**DESCRIPTION OF THE TASK:** In the Cecil Harwood biography below, retype the passage that begins at the words "Daphne and he" and stops after the words "Impulse of Dance.".

Alfred Cecil Harwood *05.01.1898 London (UK) †22.12.1975 Forest Row Sussex was a lecturer, Waldorf teacher, writer, editor and anthroposophist.

Cecil Harwood was the youngest of five children born into the household of a pastor. He attended school together with Owen Barfield, who became his life-long friend and co-worker in many areas of his life. Together they studied at Oxford University and were part of the circle of the Inklings that included C.S. Lewis and J.R.R Tolkien. His friendship with Daphne Olivier, who later became his wife, led him to meet Rudolf Steiner and subsequently, to found the first Waldorf school in England, the so-called “New School” that later became Michael Hall, together with her and three other colleagues. He remained connected to the school for the rest his life.

Daphne and he had had five children and had worked together for over 25 years when she died in 1950. In the meantime, in 1948, a Swedish/English eurythmist by the name of Marguerite Lundgren had begun working in England, who was dedicated to English-language eurythmy and had become friends with both Owen Barfield and the Harwoods. She and Harwood married in 1953, beginning another fruitful co-work as they built up the eurythmy work in England with performances, international tours, the London School of Eurythmy and finally the book on which they collaborated with Marjorie Raffé, Eurythmy and the Impulse of Dance.

Harwood had joined the Anthroposophical Society in Great Britain shortly after meeting Rudolf Steiner for the first time in 1924. In 1937 he became its chairman and General Secretary, a position he carried until 1974. In this capacity he was instrumental not just in developing the work in the United Kingdom but also in re-establishing the international relationships within the Anthroposophical Society as a whole after the internal difficulties of the 1930s and 1940s. This implied a certain amount of travel, which he undertook not just on behalf of the Society but also in assisting the growth and development of Waldorf education worldwide and in particular, in the United States.

Labeled region entries

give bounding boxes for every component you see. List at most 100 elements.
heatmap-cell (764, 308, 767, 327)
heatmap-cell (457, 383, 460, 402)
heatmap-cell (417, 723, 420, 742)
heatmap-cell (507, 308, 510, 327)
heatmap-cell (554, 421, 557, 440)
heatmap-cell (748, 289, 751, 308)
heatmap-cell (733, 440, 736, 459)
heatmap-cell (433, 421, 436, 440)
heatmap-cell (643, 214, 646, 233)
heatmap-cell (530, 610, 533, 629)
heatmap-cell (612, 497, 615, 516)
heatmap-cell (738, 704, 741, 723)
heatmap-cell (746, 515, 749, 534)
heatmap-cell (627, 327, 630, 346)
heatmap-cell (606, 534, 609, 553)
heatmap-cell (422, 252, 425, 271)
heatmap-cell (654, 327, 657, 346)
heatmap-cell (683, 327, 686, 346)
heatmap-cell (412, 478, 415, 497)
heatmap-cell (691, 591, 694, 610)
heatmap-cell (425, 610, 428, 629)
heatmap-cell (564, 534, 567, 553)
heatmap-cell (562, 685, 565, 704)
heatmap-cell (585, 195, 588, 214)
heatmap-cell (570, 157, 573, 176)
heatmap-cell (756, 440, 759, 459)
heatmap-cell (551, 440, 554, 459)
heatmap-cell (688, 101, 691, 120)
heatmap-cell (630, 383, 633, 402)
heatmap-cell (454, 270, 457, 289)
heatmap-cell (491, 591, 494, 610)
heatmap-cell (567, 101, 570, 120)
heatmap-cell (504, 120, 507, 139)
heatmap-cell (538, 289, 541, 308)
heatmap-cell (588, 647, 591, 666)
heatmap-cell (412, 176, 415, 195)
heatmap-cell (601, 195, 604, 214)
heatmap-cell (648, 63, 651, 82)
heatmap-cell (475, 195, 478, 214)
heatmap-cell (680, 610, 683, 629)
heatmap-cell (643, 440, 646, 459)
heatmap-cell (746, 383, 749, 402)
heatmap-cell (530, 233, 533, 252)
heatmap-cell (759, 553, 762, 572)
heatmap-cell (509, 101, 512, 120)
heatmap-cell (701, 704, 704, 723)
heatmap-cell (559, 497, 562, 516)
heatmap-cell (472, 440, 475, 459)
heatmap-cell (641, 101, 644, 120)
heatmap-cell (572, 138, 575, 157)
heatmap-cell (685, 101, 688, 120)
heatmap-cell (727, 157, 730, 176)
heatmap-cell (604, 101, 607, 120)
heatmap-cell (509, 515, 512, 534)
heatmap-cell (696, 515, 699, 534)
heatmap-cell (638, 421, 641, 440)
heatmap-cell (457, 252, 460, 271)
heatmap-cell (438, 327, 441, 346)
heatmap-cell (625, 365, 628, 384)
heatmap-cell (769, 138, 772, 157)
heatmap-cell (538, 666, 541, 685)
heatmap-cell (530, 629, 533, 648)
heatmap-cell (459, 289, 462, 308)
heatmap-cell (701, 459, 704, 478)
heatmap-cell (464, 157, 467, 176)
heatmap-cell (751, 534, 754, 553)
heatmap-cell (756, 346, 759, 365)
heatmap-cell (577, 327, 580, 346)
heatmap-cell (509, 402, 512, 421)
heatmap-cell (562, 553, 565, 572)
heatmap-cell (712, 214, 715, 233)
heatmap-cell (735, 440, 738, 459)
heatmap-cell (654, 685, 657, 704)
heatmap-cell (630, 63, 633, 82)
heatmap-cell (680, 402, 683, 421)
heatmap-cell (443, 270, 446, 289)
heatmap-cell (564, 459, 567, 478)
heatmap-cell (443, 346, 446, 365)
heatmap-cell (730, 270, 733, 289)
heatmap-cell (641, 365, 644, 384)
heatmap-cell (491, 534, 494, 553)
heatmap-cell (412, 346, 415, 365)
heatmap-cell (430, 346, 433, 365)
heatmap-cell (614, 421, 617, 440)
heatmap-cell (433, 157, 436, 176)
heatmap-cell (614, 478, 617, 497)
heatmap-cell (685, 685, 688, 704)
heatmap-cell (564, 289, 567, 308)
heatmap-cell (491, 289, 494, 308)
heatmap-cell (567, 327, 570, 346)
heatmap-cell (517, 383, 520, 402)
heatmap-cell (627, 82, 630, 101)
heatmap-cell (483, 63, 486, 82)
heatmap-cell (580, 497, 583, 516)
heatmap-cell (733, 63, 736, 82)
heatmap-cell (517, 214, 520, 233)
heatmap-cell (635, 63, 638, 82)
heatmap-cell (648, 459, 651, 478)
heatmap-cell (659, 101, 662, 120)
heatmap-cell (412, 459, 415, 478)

**TASK SOLUTION:**
Daphne and he had had five children and had worked together for over 25 years when she died in 1950. In the meantime, in 1948, a Swedish/English eurythmist by the name of Marguerite Lundgren had begun working in England, who was dedicated to English-language eurythmy and had become friends with both Owen Barfield and the Harwoods. She and Harwood married in 1953, beginning another fruitful co-work as they built up the eurythmy work in England with performances, international tours, the London School of Eurythmy and finally the book on which they collaborated with Marjorie Raffé, Eurythmy and the Impulse of Dance.